■ **DATA TO USE**
= = = =

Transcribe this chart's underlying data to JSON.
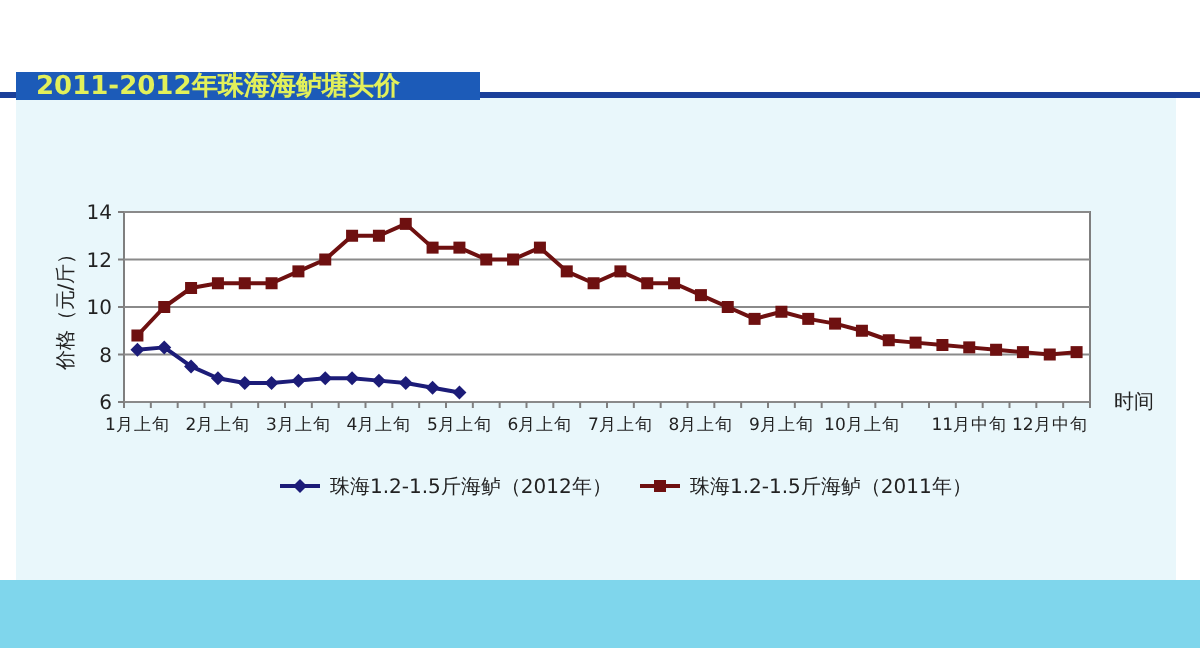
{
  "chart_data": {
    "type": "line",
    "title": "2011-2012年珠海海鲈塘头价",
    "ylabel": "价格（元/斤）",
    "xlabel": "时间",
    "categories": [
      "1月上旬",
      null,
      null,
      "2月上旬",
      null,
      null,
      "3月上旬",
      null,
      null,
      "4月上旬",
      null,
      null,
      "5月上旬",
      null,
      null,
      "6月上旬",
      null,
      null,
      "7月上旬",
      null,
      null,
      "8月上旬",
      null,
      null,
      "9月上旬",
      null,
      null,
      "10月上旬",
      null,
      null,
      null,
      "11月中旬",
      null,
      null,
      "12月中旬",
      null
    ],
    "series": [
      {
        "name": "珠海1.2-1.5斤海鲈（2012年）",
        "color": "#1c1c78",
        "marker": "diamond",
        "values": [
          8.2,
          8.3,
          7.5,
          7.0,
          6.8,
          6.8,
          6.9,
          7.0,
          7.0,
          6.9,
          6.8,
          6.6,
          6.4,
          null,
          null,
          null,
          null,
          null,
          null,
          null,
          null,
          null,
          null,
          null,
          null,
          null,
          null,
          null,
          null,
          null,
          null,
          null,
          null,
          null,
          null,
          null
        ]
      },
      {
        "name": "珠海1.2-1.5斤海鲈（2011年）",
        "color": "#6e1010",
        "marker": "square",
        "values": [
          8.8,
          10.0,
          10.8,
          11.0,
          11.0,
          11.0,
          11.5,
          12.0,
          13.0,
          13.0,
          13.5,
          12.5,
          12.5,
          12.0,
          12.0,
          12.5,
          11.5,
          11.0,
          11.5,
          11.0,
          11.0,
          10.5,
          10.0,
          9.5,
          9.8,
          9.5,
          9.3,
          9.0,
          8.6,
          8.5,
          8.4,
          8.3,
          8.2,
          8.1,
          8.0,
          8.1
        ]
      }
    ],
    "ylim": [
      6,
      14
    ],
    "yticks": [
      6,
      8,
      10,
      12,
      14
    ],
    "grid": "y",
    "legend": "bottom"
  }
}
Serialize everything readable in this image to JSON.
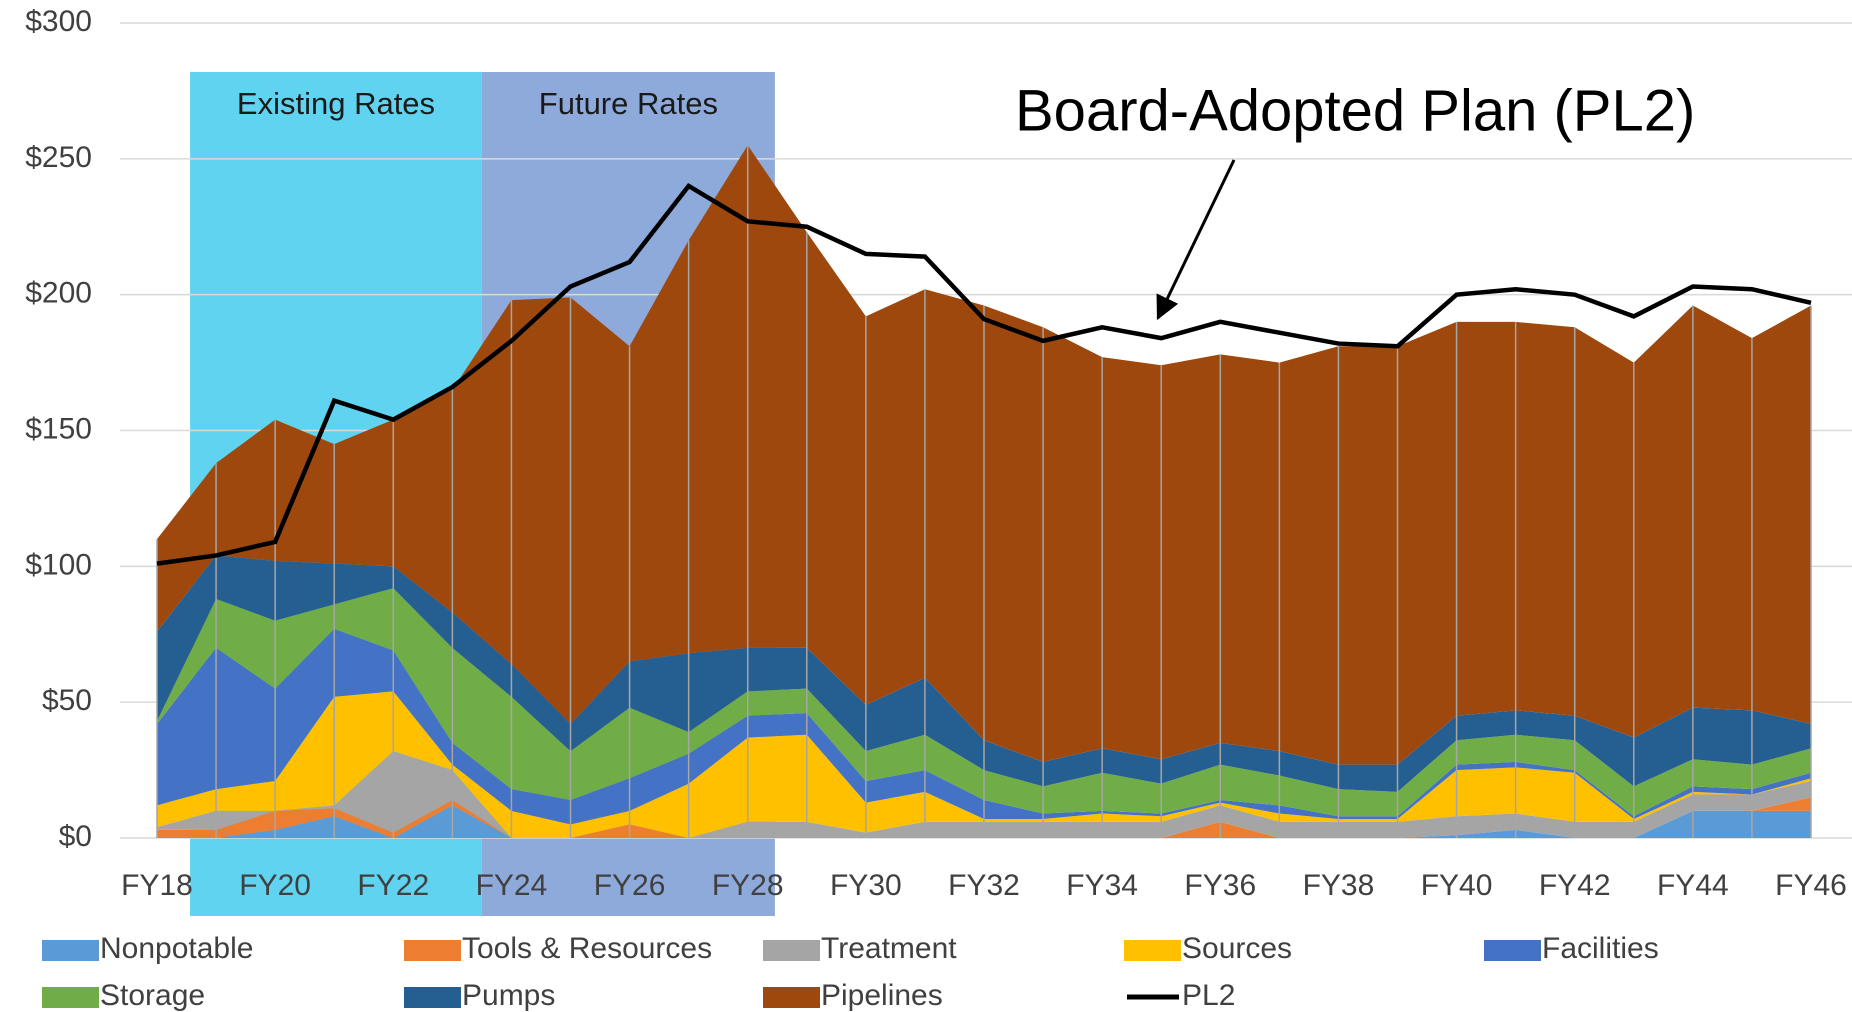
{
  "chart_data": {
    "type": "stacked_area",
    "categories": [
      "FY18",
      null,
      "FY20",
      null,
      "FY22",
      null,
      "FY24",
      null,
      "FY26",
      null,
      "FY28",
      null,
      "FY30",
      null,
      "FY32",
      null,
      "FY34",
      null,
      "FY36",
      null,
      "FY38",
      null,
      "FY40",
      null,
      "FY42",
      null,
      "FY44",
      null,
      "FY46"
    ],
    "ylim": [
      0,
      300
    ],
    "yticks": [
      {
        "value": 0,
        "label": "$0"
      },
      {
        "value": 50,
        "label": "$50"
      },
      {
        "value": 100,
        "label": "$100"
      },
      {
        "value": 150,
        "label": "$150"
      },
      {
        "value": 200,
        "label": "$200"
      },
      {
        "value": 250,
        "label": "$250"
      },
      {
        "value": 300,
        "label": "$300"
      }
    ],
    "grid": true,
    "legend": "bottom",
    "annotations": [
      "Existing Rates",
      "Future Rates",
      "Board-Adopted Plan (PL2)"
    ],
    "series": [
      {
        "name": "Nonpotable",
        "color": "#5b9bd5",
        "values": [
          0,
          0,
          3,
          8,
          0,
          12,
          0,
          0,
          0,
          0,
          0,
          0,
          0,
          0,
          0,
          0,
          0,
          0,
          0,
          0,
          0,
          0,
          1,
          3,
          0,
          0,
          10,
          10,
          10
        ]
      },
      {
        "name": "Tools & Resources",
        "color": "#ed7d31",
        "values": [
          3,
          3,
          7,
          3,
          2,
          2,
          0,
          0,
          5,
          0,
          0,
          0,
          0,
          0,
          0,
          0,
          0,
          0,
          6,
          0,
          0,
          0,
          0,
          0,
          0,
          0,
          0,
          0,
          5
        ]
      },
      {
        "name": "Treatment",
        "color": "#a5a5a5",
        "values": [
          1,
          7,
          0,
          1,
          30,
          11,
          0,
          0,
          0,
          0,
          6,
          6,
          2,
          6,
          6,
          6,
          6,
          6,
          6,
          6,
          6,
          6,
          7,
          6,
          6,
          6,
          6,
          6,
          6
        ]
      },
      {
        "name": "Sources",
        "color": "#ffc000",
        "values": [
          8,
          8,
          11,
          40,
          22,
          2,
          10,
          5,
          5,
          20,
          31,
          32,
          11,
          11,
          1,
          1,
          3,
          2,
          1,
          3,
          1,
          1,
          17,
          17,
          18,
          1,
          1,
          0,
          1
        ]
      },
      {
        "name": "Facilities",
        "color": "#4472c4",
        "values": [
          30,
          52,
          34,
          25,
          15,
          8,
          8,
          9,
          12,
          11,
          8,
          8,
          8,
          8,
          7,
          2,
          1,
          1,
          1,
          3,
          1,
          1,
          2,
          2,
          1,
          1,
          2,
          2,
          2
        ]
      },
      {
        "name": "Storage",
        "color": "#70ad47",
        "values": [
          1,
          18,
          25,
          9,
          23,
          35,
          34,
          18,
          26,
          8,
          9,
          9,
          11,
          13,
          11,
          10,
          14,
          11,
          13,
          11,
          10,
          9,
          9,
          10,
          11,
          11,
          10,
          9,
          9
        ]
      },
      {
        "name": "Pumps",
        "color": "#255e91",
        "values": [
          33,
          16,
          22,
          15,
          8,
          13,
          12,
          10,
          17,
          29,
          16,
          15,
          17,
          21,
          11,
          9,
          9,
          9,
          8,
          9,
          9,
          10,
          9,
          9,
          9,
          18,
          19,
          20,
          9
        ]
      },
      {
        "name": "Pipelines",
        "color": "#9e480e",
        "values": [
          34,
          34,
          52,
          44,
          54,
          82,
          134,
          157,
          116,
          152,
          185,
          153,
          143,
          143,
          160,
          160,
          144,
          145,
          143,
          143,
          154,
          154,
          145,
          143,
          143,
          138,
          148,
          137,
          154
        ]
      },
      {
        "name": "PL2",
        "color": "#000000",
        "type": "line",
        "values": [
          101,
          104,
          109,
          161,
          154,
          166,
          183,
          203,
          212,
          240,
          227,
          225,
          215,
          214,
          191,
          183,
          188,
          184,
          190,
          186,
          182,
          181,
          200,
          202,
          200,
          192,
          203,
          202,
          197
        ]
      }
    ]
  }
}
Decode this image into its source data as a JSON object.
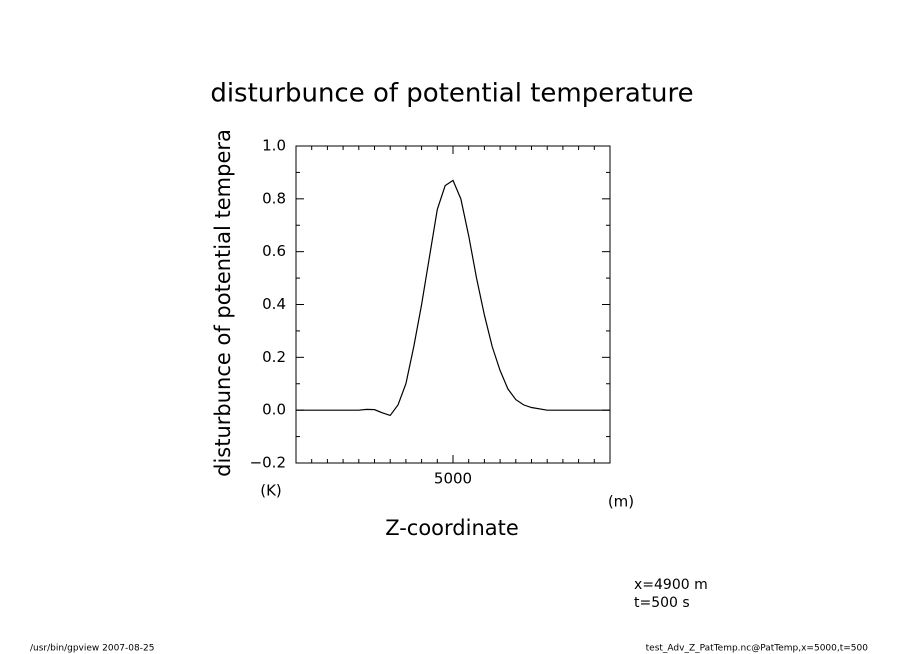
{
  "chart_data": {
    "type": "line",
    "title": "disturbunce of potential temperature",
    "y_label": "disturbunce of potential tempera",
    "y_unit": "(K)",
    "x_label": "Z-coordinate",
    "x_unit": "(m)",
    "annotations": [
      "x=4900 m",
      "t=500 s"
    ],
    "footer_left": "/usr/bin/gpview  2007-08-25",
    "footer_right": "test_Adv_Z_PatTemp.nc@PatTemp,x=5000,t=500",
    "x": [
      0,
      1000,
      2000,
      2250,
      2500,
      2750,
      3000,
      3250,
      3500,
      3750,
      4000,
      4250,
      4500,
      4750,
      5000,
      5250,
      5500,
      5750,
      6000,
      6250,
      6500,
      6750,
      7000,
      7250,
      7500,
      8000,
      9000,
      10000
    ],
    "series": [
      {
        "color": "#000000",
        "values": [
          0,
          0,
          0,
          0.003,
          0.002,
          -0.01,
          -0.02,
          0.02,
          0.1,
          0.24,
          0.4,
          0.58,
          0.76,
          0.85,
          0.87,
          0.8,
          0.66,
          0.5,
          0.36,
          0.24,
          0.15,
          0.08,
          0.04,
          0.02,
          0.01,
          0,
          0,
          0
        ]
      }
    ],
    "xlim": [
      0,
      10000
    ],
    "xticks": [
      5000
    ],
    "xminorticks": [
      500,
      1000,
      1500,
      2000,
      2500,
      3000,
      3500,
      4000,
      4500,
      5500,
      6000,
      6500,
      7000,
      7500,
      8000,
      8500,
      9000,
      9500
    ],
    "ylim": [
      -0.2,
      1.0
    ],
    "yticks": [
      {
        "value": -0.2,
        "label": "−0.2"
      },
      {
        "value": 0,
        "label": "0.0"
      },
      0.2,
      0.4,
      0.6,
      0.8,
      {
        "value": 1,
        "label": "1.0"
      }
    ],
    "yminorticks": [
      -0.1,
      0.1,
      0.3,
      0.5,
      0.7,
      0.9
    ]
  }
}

= = = =

■ **DO THIS**
Determine the number of lines containing "name". Write only that number.

■ **RESULT**
11